JOB :: Your task is to repeat the lines below exactly, excluding any pictures they contain.

>> begin ENTRIES SHOWN

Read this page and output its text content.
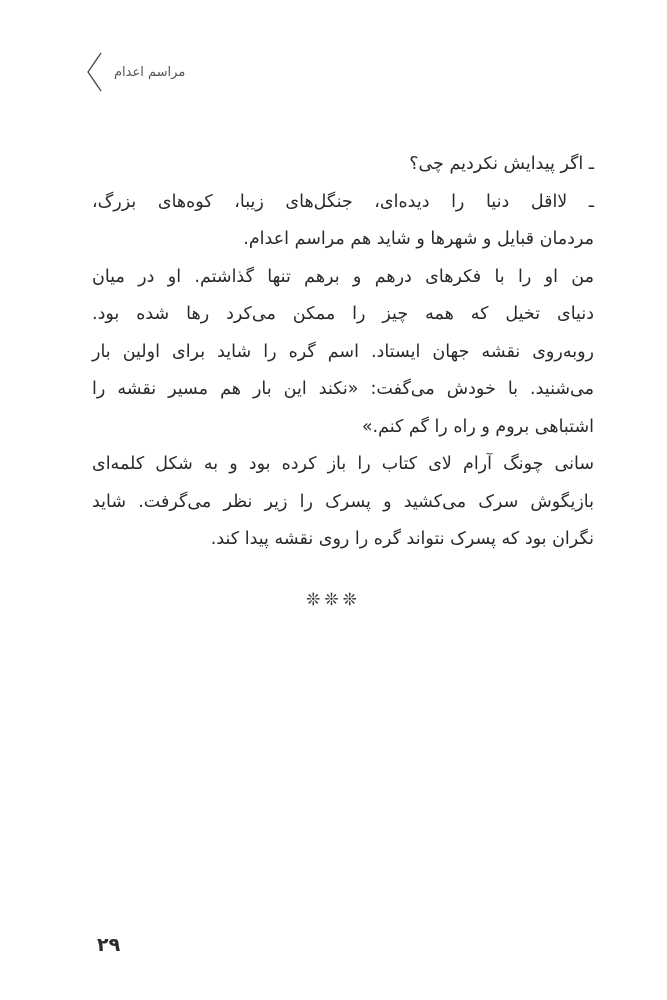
مراسم اعدام
ـ اگر پیدایش نکردیم چی؟
ـ لااقل دنیا را دیده‌ای، جنگل‌های زیبا، کوه‌های بزرگ،
مردمان قبایل و شهرها و شاید هم مراسم اعدام.
من او را با فکرهای درهم و برهم تنها گذاشتم. او در میان
دنیای تخیل که همه چیز را ممکن می‌کرد رها شده بود.
روبه‌روی نقشه جهان ایستاد. اسم گره را شاید برای اولین بار
می‌شنید. با خودش می‌گفت: «نکند این بار هم مسیر نقشه را
اشتباهی بروم و راه را گم کنم.»
سانی چونگ آرام لای کتاب را باز کرده بود و به شکل کلمه‌ای
بازیگوش سرک می‌کشید و پسرک را زیر نظر می‌گرفت. شاید
نگران بود که پسرک نتواند گره را روی نقشه پیدا کند.
❊❊❊
۲۹
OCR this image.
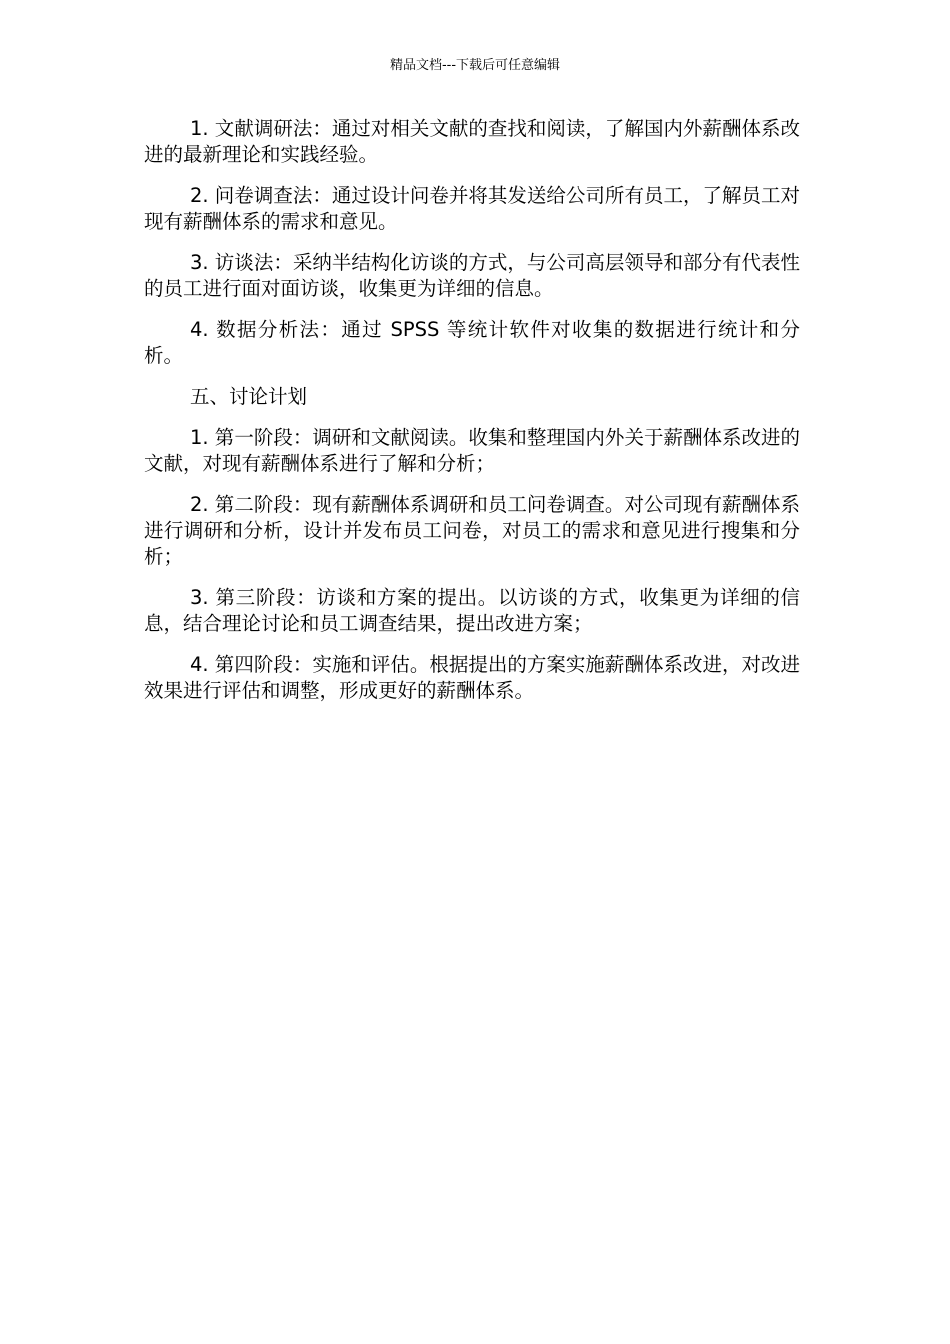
精品文档---下载后可任意编辑

1. 文献调研法：通过对相关文献的查找和阅读，了解国内外薪酬体系改进的最新理论和实践经验。

2. 问卷调查法：通过设计问卷并将其发送给公司所有员工，了解员工对现有薪酬体系的需求和意见。

3. 访谈法：采纳半结构化访谈的方式，与公司高层领导和部分有代表性的员工进行面对面访谈，收集更为详细的信息。

4. 数据分析法：通过 SPSS 等统计软件对收集的数据进行统计和分析。

五、讨论计划

1. 第一阶段：调研和文献阅读。收集和整理国内外关于薪酬体系改进的文献，对现有薪酬体系进行了解和分析；

2. 第二阶段：现有薪酬体系调研和员工问卷调查。对公司现有薪酬体系进行调研和分析，设计并发布员工问卷，对员工的需求和意见进行搜集和分析；

3. 第三阶段：访谈和方案的提出。以访谈的方式，收集更为详细的信息，结合理论讨论和员工调查结果，提出改进方案；

4. 第四阶段：实施和评估。根据提出的方案实施薪酬体系改进，对改进效果进行评估和调整，形成更好的薪酬体系。
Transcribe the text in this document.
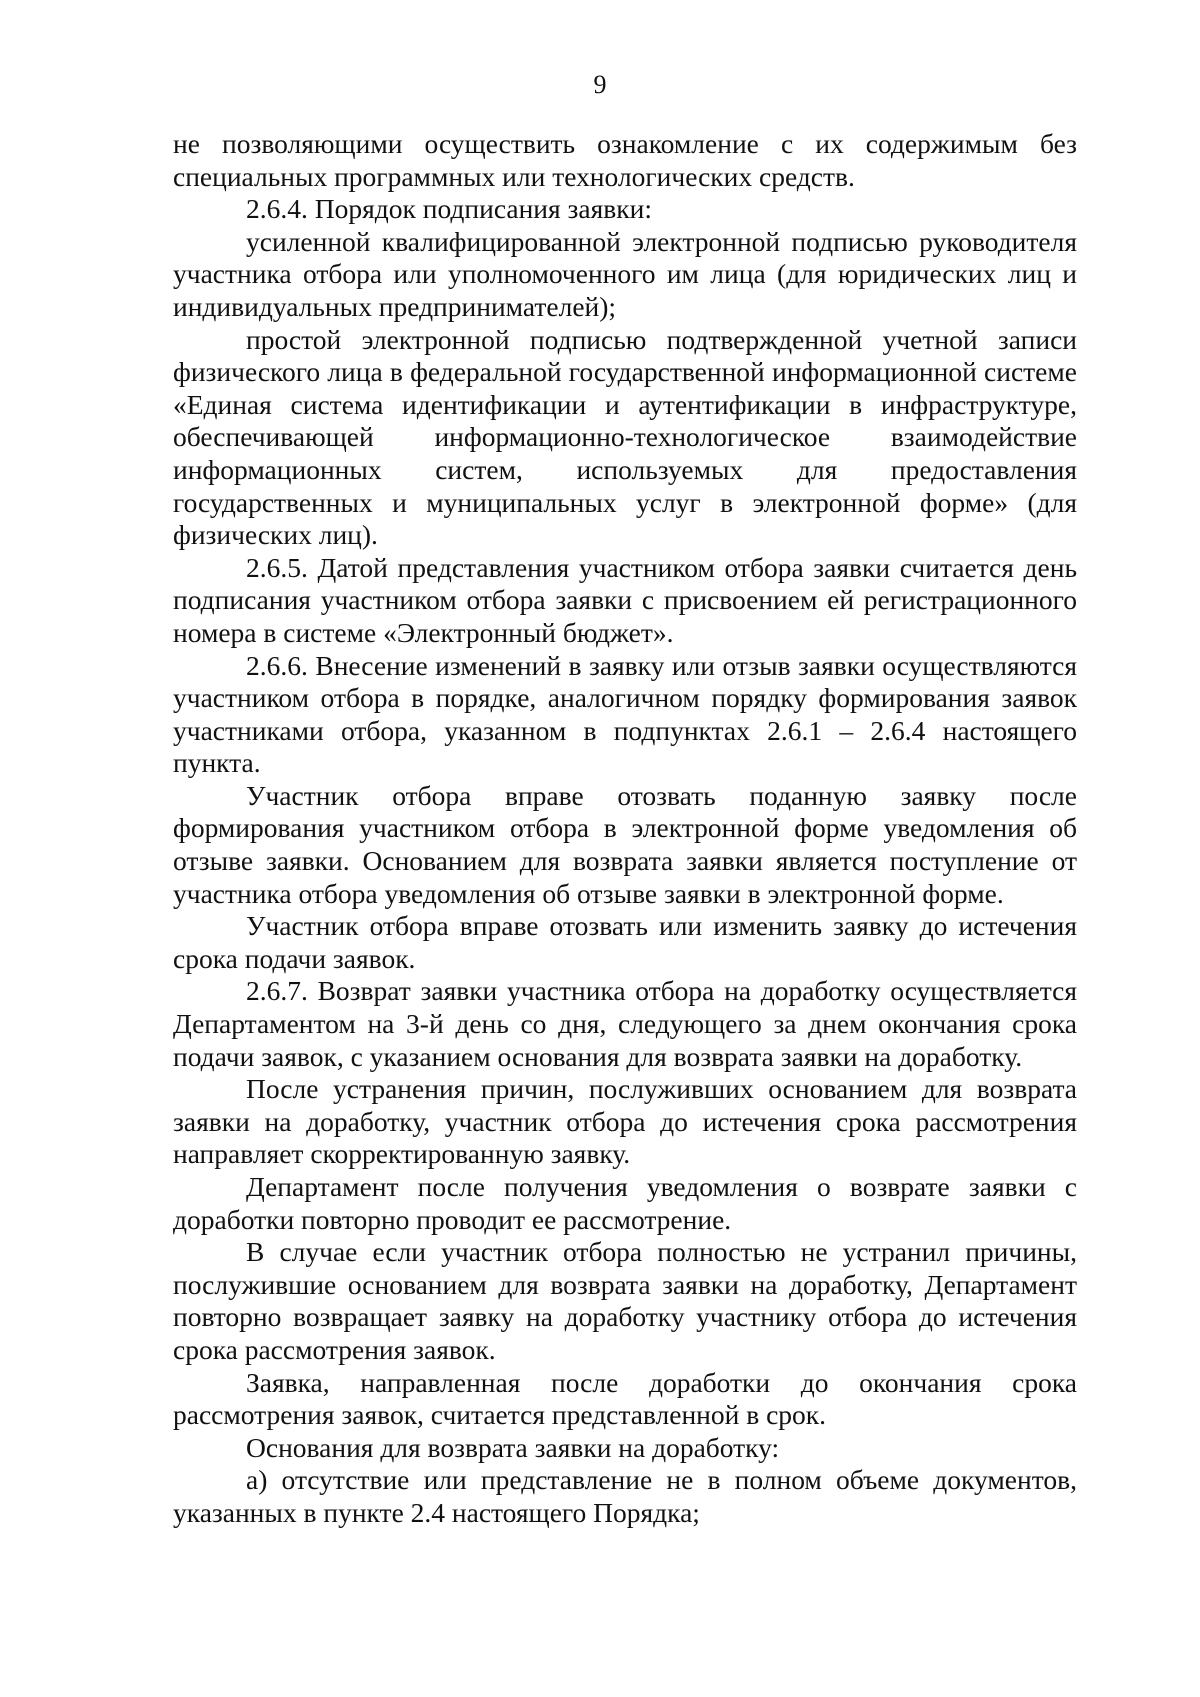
9

не позволяющими осуществить ознакомление с их содержимым без специальных программных или технологических средств.

2.6.4. Порядок подписания заявки:

усиленной квалифицированной электронной подписью руководителя участника отбора или уполномоченного им лица (для юридических лиц и индивидуальных предпринимателей);

простой электронной подписью подтвержденной учетной записи физического лица в федеральной государственной информационной системе «Единая система идентификации и аутентификации в инфраструктуре, обеспечивающей информационно-технологическое взаимодействие информационных систем, используемых для предоставления государственных и муниципальных услуг в электронной форме» (для физических лиц).

2.6.5. Датой представления участником отбора заявки считается день подписания участником отбора заявки с присвоением ей регистрационного номера в системе «Электронный бюджет».

2.6.6. Внесение изменений в заявку или отзыв заявки осуществляются участником отбора в порядке, аналогичном порядку формирования заявок участниками отбора, указанном в подпунктах 2.6.1 – 2.6.4 настоящего пункта.

Участник отбора вправе отозвать поданную заявку после формирования участником отбора в электронной форме уведомления об отзыве заявки. Основанием для возврата заявки является поступление от участника отбора уведомления об отзыве заявки в электронной форме.

Участник отбора вправе отозвать или изменить заявку до истечения срока подачи заявок.

2.6.7. Возврат заявки участника отбора на доработку осуществляется Департаментом на 3-й день со дня, следующего за днем окончания срока подачи заявок, с указанием основания для возврата заявки на доработку.

После устранения причин, послуживших основанием для возврата заявки на доработку, участник отбора до истечения срока рассмотрения направляет скорректированную заявку.

Департамент после получения уведомления о возврате заявки с доработки повторно проводит ее рассмотрение.

В случае если участник отбора полностью не устранил причины, послужившие основанием для возврата заявки на доработку, Департамент повторно возвращает заявку на доработку участнику отбора до истечения срока рассмотрения заявок.

Заявка, направленная после доработки до окончания срока рассмотрения заявок, считается представленной в срок.

Основания для возврата заявки на доработку:

а) отсутствие или представление не в полном объеме документов, указанных в пункте 2.4 настоящего Порядка;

>> end ENTRIES SHOWN

TASK SOLUTION ::
Read this page and output its text content.
مراسم اعدام
ـ اگر پیدایش نکردیم چی؟
ـ لااقل دنیا را دیده‌ای، جنگل‌های زیبا، کوه‌های بزرگ،
مردمان قبایل و شهرها و شاید هم مراسم اعدام.
من او را با فکرهای درهم و برهم تنها گذاشتم. او در میان
دنیای تخیل که همه چیز را ممکن می‌کرد رها شده بود.
روبه‌روی نقشه جهان ایستاد. اسم گره را شاید برای اولین بار
می‌شنید. با خودش می‌گفت: «نکند این بار هم مسیر نقشه را
اشتباهی بروم و راه را گم کنم.»
سانی چونگ آرام لای کتاب را باز کرده بود و به شکل کلمه‌ای
بازیگوش سرک می‌کشید و پسرک را زیر نظر می‌گرفت. شاید
نگران بود که پسرک نتواند گره را روی نقشه پیدا کند.
❊❊❊
۲۹
OCR this image.
精品文档---下载后可任意编辑

1. 文献调研法：通过对相关文献的查找和阅读，了解国内外薪酬体系改进的最新理论和实践经验。

2. 问卷调查法：通过设计问卷并将其发送给公司所有员工，了解员工对现有薪酬体系的需求和意见。

3. 访谈法：采纳半结构化访谈的方式，与公司高层领导和部分有代表性的员工进行面对面访谈，收集更为详细的信息。

4. 数据分析法：通过 SPSS 等统计软件对收集的数据进行统计和分析。

五、讨论计划

1. 第一阶段：调研和文献阅读。收集和整理国内外关于薪酬体系改进的文献，对现有薪酬体系进行了解和分析；

2. 第二阶段：现有薪酬体系调研和员工问卷调查。对公司现有薪酬体系进行调研和分析，设计并发布员工问卷，对员工的需求和意见进行搜集和分析；

3. 第三阶段：访谈和方案的提出。以访谈的方式，收集更为详细的信息，结合理论讨论和员工调查结果，提出改进方案；

4. 第四阶段：实施和评估。根据提出的方案实施薪酬体系改进，对改进效果进行评估和调整，形成更好的薪酬体系。
Transcribe the text in this document.
9

не позволяющими осуществить ознакомление с их содержимым без специальных программных или технологических средств.

2.6.4. Порядок подписания заявки:

усиленной квалифицированной электронной подписью руководителя участника отбора или уполномоченного им лица (для юридических лиц и индивидуальных предпринимателей);

простой электронной подписью подтвержденной учетной записи физического лица в федеральной государственной информационной системе «Единая система идентификации и аутентификации в инфраструктуре, обеспечивающей информационно-технологическое взаимодействие информационных систем, используемых для предоставления государственных и муниципальных услуг в электронной форме» (для физических лиц).

2.6.5. Датой представления участником отбора заявки считается день подписания участником отбора заявки с присвоением ей регистрационного номера в системе «Электронный бюджет».

2.6.6. Внесение изменений в заявку или отзыв заявки осуществляются участником отбора в порядке, аналогичном порядку формирования заявок участниками отбора, указанном в подпунктах 2.6.1 – 2.6.4 настоящего пункта.

Участник отбора вправе отозвать поданную заявку после формирования участником отбора в электронной форме уведомления об отзыве заявки. Основанием для возврата заявки является поступление от участника отбора уведомления об отзыве заявки в электронной форме.

Участник отбора вправе отозвать или изменить заявку до истечения срока подачи заявок.

2.6.7. Возврат заявки участника отбора на доработку осуществляется Департаментом на 3-й день со дня, следующего за днем окончания срока подачи заявок, с указанием основания для возврата заявки на доработку.

После устранения причин, послуживших основанием для возврата заявки на доработку, участник отбора до истечения срока рассмотрения направляет скорректированную заявку.

Департамент после получения уведомления о возврате заявки с доработки повторно проводит ее рассмотрение.

В случае если участник отбора полностью не устранил причины, послужившие основанием для возврата заявки на доработку, Департамент повторно возвращает заявку на доработку участнику отбора до истечения срока рассмотрения заявок.

Заявка, направленная после доработки до окончания срока рассмотрения заявок, считается представленной в срок.

Основания для возврата заявки на доработку:

а) отсутствие или представление не в полном объеме документов, указанных в пункте 2.4 настоящего Порядка;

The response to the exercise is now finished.